[Items from a dataset]
▬▬▬

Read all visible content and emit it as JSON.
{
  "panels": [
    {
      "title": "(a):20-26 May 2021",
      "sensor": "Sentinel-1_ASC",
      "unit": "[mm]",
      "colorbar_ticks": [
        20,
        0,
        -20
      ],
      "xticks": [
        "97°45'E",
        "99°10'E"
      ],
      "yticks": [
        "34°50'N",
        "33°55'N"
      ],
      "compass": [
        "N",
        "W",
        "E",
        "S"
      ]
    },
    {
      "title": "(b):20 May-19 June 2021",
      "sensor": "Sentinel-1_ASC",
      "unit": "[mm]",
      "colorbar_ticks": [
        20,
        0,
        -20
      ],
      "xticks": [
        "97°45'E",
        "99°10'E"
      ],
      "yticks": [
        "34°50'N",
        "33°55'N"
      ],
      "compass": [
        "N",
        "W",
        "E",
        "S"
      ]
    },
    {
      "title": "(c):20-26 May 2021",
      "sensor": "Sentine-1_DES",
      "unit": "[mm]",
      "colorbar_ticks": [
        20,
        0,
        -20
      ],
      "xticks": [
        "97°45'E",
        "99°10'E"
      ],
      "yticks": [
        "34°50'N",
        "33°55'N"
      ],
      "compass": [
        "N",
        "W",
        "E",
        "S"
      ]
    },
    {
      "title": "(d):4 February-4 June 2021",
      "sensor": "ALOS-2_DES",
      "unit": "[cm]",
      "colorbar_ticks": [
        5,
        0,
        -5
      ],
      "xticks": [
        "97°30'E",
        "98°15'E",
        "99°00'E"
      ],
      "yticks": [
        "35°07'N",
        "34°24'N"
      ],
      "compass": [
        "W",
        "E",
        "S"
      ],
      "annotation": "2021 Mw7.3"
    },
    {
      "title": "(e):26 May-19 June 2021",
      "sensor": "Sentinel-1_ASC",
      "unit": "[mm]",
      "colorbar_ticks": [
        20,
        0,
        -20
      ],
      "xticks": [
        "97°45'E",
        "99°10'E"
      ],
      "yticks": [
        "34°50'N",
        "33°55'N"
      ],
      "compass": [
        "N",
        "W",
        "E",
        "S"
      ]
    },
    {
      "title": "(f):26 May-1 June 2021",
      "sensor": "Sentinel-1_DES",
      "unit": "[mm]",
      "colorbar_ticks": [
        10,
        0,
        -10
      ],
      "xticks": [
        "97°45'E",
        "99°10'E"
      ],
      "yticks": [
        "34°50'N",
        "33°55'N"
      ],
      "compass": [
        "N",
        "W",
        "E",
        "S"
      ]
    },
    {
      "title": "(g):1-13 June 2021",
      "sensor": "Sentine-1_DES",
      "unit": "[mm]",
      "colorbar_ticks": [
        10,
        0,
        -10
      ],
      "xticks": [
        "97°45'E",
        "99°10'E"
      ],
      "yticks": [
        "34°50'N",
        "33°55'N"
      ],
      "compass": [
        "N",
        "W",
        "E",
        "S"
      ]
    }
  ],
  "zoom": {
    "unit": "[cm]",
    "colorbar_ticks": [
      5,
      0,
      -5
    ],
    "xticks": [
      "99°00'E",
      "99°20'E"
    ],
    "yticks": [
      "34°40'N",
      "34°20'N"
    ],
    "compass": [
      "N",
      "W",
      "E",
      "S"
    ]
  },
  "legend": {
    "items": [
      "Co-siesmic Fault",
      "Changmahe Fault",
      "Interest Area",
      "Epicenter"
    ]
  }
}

▬▬▬

EXERCISE TASK: Reproduce all the data word for word.

ANSWER:
Read all visible content and emit it as JSON.
{
  "panels": [
    {
      "title": "(a):20-26 May 2021",
      "sensor": "Sentinel-1_ASC",
      "unit": "[mm]",
      "colorbar_ticks": [
        20,
        0,
        -20
      ],
      "xticks": [
        "97°45'E",
        "99°10'E"
      ],
      "yticks": [
        "34°50'N",
        "33°55'N"
      ],
      "compass": [
        "N",
        "W",
        "E",
        "S"
      ]
    },
    {
      "title": "(b):20 May-19 June 2021",
      "sensor": "Sentinel-1_ASC",
      "unit": "[mm]",
      "colorbar_ticks": [
        20,
        0,
        -20
      ],
      "xticks": [
        "97°45'E",
        "99°10'E"
      ],
      "yticks": [
        "34°50'N",
        "33°55'N"
      ],
      "compass": [
        "N",
        "W",
        "E",
        "S"
      ]
    },
    {
      "title": "(c):20-26 May 2021",
      "sensor": "Sentine-1_DES",
      "unit": "[mm]",
      "colorbar_ticks": [
        20,
        0,
        -20
      ],
      "xticks": [
        "97°45'E",
        "99°10'E"
      ],
      "yticks": [
        "34°50'N",
        "33°55'N"
      ],
      "compass": [
        "N",
        "W",
        "E",
        "S"
      ]
    },
    {
      "title": "(d):4 February-4 June 2021",
      "sensor": "ALOS-2_DES",
      "unit": "[cm]",
      "colorbar_ticks": [
        5,
        0,
        -5
      ],
      "xticks": [
        "97°30'E",
        "98°15'E",
        "99°00'E"
      ],
      "yticks": [
        "35°07'N",
        "34°24'N"
      ],
      "compass": [
        "W",
        "E",
        "S"
      ],
      "annotation": "2021 Mw7.3"
    },
    {
      "title": "(e):26 May-19 June 2021",
      "sensor": "Sentinel-1_ASC",
      "unit": "[mm]",
      "colorbar_ticks": [
        20,
        0,
        -20
      ],
      "xticks": [
        "97°45'E",
        "99°10'E"
      ],
      "yticks": [
        "34°50'N",
        "33°55'N"
      ],
      "compass": [
        "N",
        "W",
        "E",
        "S"
      ]
    },
    {
      "title": "(f):26 May-1 June 2021",
      "sensor": "Sentinel-1_DES",
      "unit": "[mm]",
      "colorbar_ticks": [
        10,
        0,
        -10
      ],
      "xticks": [
        "97°45'E",
        "99°10'E"
      ],
      "yticks": [
        "34°50'N",
        "33°55'N"
      ],
      "compass": [
        "N",
        "W",
        "E",
        "S"
      ]
    },
    {
      "title": "(g):1-13 June 2021",
      "sensor": "Sentine-1_DES",
      "unit": "[mm]",
      "colorbar_ticks": [
        10,
        0,
        -10
      ],
      "xticks": [
        "97°45'E",
        "99°10'E"
      ],
      "yticks": [
        "34°50'N",
        "33°55'N"
      ],
      "compass": [
        "N",
        "W",
        "E",
        "S"
      ]
    }
  ],
  "zoom": {
    "unit": "[cm]",
    "colorbar_ticks": [
      5,
      0,
      -5
    ],
    "xticks": [
      "99°00'E",
      "99°20'E"
    ],
    "yticks": [
      "34°40'N",
      "34°20'N"
    ],
    "compass": [
      "N",
      "W",
      "E",
      "S"
    ]
  },
  "legend": {
    "items": [
      "Co-siesmic Fault",
      "Changmahe Fault",
      "Interest Area",
      "Epicenter"
    ]
  }
}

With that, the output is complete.